== Dataset entries ==
◆ ◆ ◆ ◆

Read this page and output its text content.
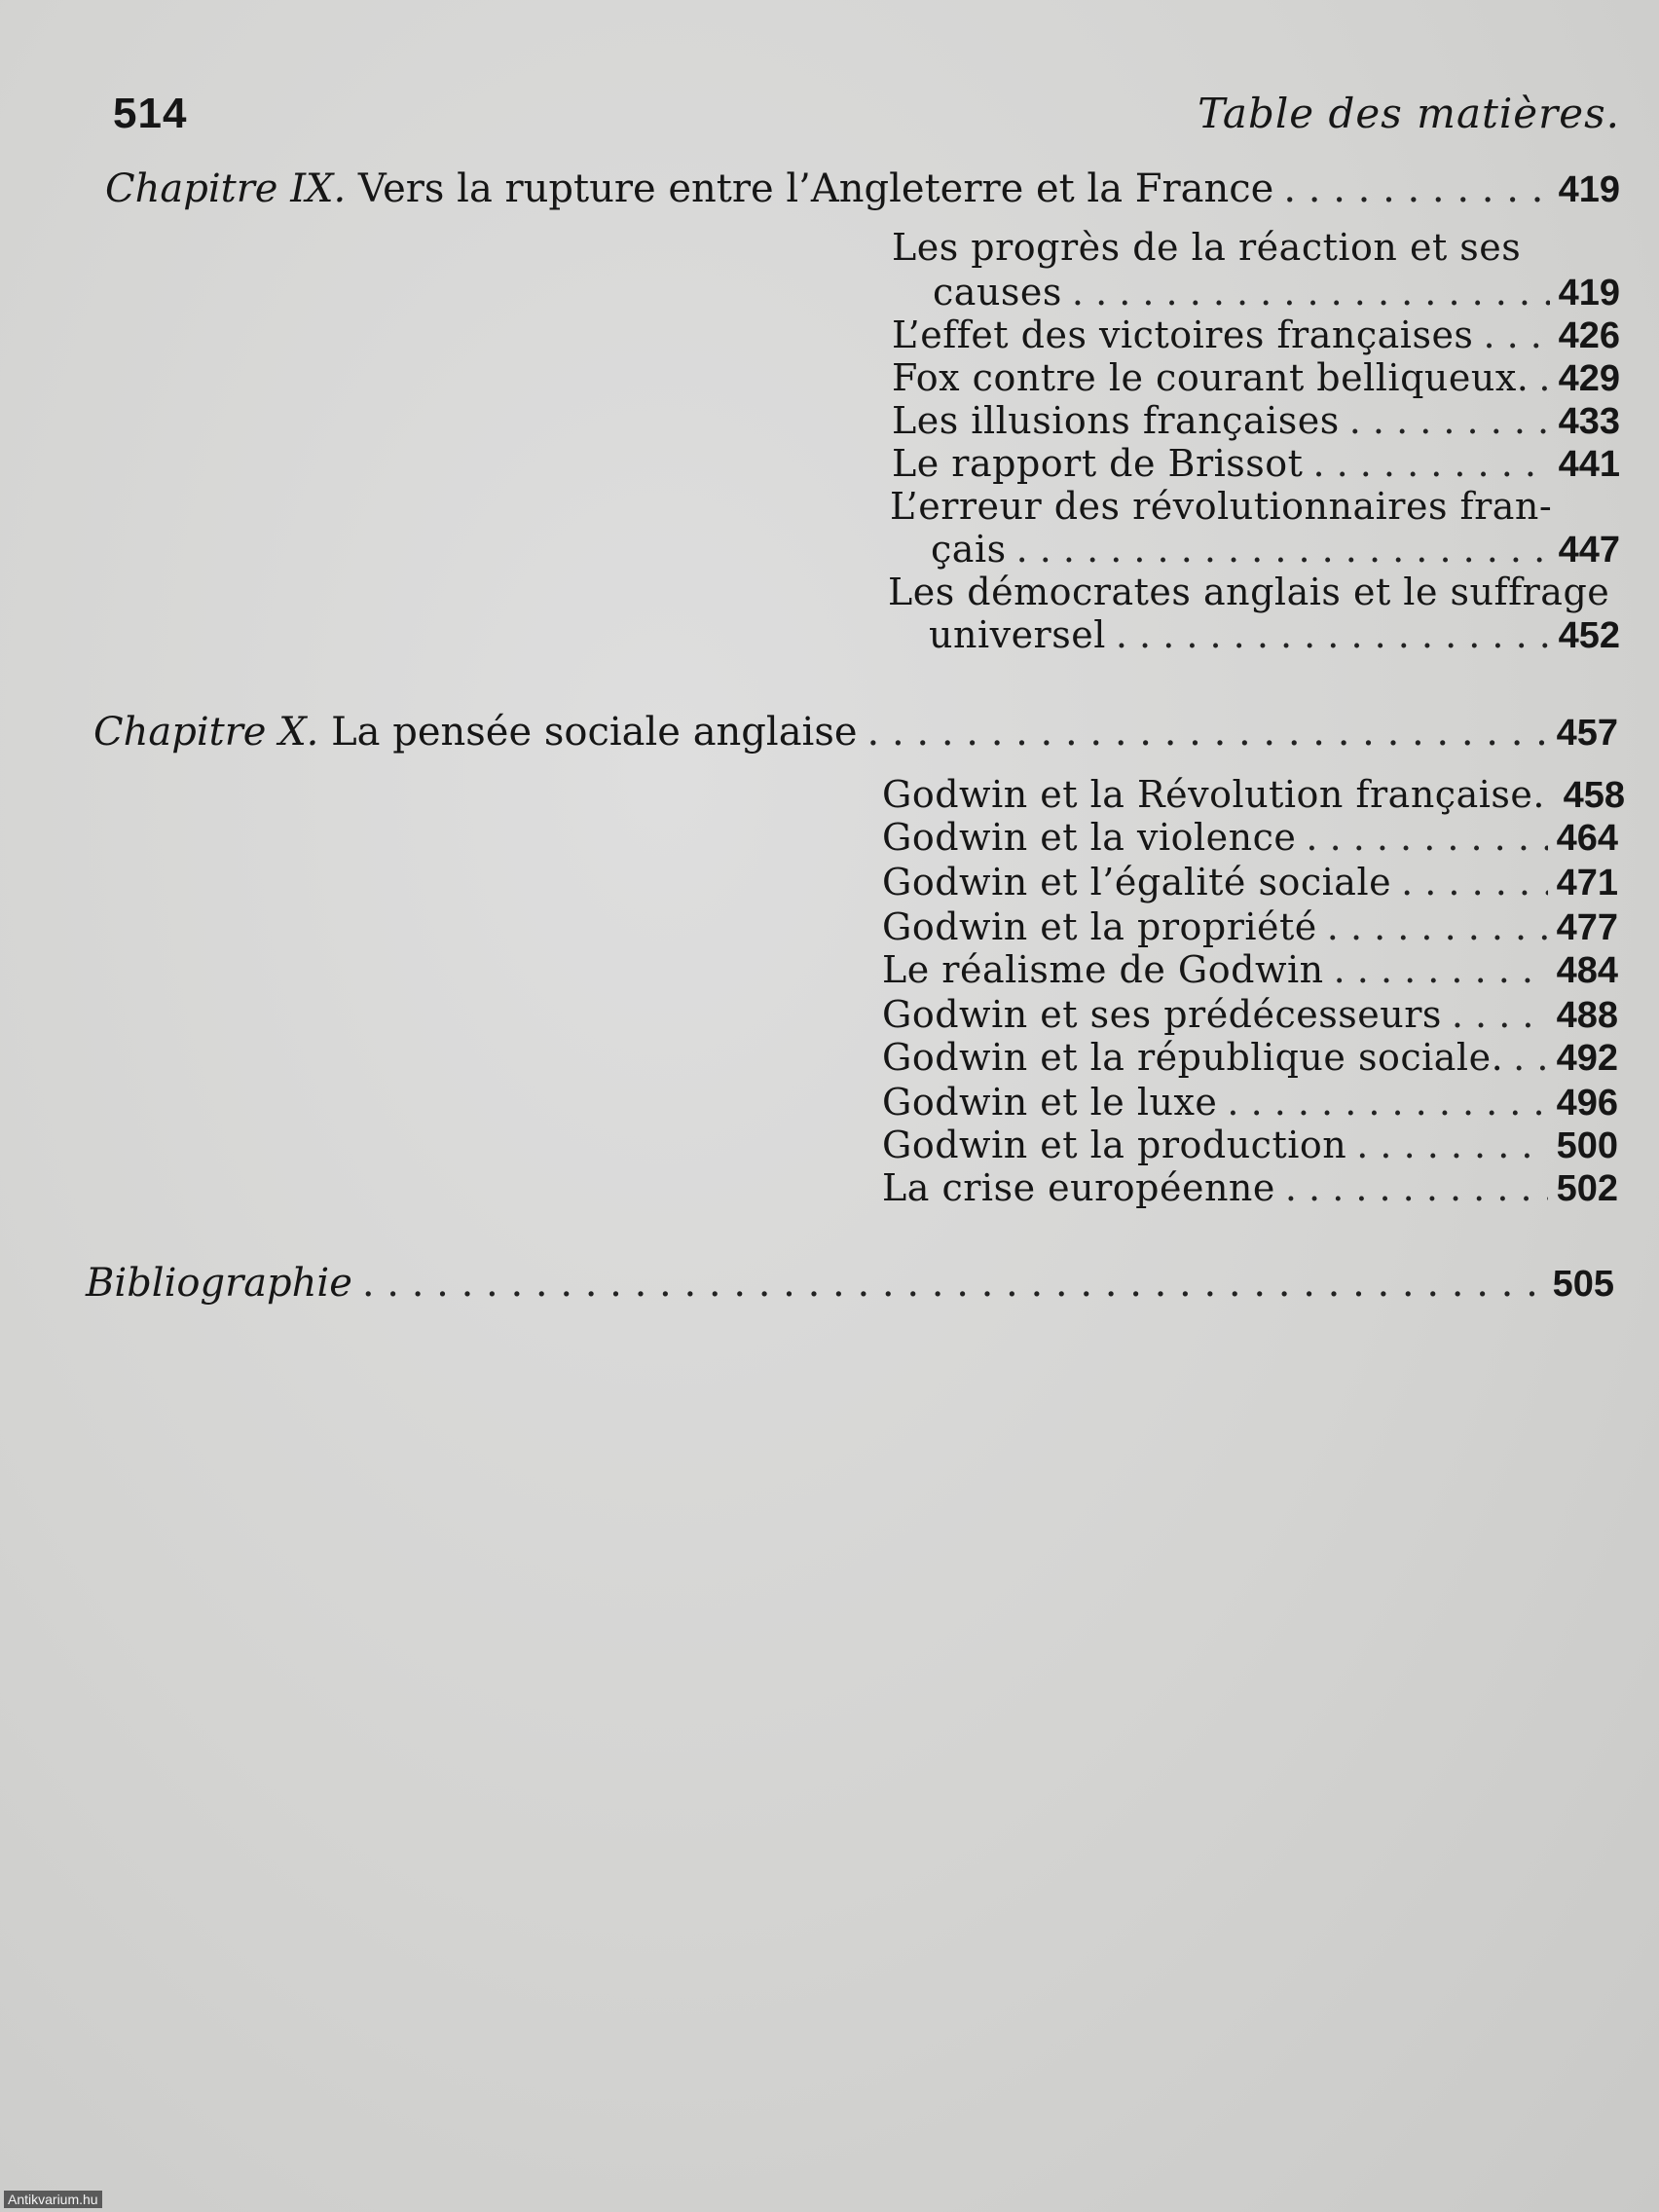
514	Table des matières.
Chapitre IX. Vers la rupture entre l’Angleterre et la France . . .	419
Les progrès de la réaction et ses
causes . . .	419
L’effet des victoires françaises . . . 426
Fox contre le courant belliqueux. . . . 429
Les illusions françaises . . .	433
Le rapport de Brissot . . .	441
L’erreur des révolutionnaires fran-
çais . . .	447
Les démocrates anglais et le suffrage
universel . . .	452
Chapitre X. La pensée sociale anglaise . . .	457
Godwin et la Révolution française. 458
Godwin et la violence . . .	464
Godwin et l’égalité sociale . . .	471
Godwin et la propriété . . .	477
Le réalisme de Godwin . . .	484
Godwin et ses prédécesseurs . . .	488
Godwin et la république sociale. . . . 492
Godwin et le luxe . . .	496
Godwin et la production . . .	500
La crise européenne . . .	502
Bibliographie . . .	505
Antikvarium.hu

◆ ◆ ◆ ◆

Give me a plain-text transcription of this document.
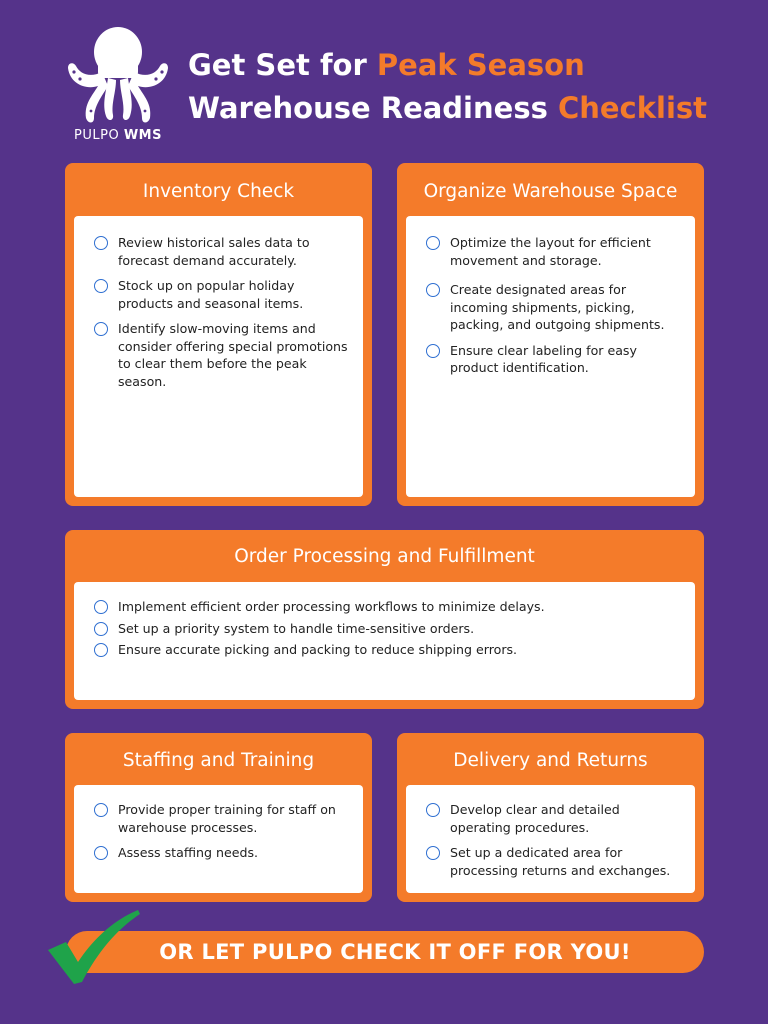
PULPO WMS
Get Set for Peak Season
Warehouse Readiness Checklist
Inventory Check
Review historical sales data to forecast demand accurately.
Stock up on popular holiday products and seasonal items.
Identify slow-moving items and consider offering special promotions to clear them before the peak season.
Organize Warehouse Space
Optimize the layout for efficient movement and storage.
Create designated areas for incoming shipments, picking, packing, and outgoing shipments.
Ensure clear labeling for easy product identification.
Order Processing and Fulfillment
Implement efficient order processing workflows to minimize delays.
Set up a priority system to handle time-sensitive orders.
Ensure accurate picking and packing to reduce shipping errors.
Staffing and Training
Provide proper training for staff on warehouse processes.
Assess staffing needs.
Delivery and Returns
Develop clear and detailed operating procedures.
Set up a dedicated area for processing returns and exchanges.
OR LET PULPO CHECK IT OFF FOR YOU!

◆ ◆ ◆ ◆

== Task details ==
Copy every line of the listing containing the string "items".

== Final result ==
Stock up on popular holiday products and seasonal items.
Identify slow-moving items and consider offering special promotions to clear them before the peak season.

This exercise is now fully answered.